**RECORDED INFORMATION**
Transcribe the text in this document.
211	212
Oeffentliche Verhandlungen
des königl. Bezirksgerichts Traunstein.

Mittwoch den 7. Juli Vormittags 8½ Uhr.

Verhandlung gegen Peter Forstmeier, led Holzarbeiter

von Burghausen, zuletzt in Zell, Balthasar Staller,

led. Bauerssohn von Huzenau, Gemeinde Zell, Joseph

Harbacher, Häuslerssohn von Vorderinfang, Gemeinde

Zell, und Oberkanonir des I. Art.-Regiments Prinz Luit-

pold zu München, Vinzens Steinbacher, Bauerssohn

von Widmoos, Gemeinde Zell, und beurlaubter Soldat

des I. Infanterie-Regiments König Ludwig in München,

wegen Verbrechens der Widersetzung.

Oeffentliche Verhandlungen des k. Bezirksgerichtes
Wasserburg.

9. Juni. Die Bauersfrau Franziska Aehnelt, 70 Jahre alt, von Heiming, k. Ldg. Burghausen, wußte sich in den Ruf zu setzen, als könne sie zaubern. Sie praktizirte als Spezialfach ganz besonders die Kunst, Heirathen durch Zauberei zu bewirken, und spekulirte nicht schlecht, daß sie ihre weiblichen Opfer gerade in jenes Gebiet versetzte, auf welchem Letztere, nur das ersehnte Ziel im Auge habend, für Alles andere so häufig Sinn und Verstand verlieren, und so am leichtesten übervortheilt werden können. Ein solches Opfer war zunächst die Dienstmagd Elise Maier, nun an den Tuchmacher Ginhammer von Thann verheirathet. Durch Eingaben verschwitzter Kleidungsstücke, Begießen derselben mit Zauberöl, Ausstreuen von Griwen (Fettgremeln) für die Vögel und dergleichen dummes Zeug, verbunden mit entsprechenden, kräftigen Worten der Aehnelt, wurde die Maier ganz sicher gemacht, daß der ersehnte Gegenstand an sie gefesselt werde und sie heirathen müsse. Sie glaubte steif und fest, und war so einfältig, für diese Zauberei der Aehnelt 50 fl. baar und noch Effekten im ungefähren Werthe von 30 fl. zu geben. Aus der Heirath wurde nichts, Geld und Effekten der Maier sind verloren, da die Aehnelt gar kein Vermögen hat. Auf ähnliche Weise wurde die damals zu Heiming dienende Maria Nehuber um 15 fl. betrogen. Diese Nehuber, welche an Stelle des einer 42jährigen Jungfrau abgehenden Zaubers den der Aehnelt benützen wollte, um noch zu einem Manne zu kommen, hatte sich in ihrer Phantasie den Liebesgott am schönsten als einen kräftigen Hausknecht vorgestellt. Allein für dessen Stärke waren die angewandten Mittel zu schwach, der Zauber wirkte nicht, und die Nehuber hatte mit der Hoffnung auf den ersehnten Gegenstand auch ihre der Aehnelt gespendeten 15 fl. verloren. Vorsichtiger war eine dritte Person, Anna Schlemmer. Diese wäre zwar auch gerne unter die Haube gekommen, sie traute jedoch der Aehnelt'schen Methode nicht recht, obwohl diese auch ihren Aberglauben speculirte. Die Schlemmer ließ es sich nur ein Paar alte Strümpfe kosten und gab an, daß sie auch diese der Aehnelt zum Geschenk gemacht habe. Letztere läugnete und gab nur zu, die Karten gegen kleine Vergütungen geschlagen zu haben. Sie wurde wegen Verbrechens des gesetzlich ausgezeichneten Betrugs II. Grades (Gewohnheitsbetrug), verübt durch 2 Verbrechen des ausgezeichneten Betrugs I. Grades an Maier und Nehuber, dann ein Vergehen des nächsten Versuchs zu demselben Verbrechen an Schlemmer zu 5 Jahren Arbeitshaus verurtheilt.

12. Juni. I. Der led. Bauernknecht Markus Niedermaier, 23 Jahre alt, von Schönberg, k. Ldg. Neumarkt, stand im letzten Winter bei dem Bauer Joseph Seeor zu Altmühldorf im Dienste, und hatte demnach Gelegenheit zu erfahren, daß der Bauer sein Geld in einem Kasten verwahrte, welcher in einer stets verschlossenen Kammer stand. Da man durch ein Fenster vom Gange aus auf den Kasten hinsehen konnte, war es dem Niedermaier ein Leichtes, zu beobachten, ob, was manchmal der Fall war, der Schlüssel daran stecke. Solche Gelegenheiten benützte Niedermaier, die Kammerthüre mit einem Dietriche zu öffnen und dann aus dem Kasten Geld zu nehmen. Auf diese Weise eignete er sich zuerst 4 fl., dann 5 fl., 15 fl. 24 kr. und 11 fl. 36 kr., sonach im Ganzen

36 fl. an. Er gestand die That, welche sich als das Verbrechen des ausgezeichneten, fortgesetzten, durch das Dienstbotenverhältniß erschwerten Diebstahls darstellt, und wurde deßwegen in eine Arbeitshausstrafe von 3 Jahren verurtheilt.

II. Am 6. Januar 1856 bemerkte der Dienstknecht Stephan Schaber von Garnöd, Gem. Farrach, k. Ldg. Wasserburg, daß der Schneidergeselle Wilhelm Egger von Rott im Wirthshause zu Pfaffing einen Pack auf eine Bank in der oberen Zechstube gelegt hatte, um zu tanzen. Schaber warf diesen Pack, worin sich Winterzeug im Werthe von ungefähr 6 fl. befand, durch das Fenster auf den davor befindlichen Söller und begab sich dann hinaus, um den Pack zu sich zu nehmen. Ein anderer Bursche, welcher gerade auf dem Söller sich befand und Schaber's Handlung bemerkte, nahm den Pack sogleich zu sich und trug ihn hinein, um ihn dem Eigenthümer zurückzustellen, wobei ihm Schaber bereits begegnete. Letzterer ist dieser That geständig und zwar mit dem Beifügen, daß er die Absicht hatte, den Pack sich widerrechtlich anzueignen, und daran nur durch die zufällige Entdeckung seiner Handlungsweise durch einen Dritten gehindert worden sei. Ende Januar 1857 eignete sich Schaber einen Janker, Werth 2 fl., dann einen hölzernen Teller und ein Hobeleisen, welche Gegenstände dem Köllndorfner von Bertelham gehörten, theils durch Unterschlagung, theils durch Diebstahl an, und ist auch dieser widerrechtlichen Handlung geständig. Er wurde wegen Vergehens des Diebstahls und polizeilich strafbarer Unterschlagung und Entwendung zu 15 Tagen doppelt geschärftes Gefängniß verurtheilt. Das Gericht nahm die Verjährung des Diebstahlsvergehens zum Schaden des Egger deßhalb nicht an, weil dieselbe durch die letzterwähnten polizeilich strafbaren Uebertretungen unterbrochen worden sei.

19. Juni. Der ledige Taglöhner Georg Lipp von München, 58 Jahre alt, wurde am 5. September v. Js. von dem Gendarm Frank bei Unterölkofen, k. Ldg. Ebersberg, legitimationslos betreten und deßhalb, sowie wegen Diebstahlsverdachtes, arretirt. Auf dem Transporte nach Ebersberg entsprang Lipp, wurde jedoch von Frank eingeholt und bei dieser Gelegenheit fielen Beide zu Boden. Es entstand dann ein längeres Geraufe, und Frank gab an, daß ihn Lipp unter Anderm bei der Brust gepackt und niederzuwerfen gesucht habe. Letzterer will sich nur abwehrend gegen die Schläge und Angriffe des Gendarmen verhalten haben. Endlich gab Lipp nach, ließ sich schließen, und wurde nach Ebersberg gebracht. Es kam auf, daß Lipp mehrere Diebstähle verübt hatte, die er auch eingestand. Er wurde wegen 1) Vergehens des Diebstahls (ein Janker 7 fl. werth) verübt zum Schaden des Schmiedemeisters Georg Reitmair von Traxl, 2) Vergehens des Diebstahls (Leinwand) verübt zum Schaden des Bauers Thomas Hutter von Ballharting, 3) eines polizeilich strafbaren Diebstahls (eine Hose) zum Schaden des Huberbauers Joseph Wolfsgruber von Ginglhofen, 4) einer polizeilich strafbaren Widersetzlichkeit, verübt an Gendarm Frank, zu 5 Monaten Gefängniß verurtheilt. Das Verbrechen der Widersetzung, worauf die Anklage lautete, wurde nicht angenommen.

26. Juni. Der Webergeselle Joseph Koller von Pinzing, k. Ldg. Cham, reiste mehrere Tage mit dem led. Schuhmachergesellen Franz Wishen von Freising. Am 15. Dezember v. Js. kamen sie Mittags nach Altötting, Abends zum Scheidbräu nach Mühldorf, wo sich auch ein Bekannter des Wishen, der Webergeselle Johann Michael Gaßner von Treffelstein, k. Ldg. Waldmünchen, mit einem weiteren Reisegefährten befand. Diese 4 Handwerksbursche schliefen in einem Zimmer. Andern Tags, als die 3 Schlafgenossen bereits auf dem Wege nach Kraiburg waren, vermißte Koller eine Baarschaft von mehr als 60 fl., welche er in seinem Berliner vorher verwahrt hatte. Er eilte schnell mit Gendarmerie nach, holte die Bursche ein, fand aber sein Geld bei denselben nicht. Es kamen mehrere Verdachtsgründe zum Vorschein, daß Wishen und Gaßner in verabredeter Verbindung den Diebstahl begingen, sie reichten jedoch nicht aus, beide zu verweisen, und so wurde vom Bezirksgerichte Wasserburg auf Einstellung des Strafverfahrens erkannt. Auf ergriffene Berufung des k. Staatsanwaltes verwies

**PROBLEM STATEMENT**
Identify each line of the material where the word "Regiments" shows up, and copy it.

**TASK RESPONSE**
Zell, und Oberkanonir des I. Art.-Regiments Prinz Luit-
des I. Infanterie-Regiments König Ludwig in München,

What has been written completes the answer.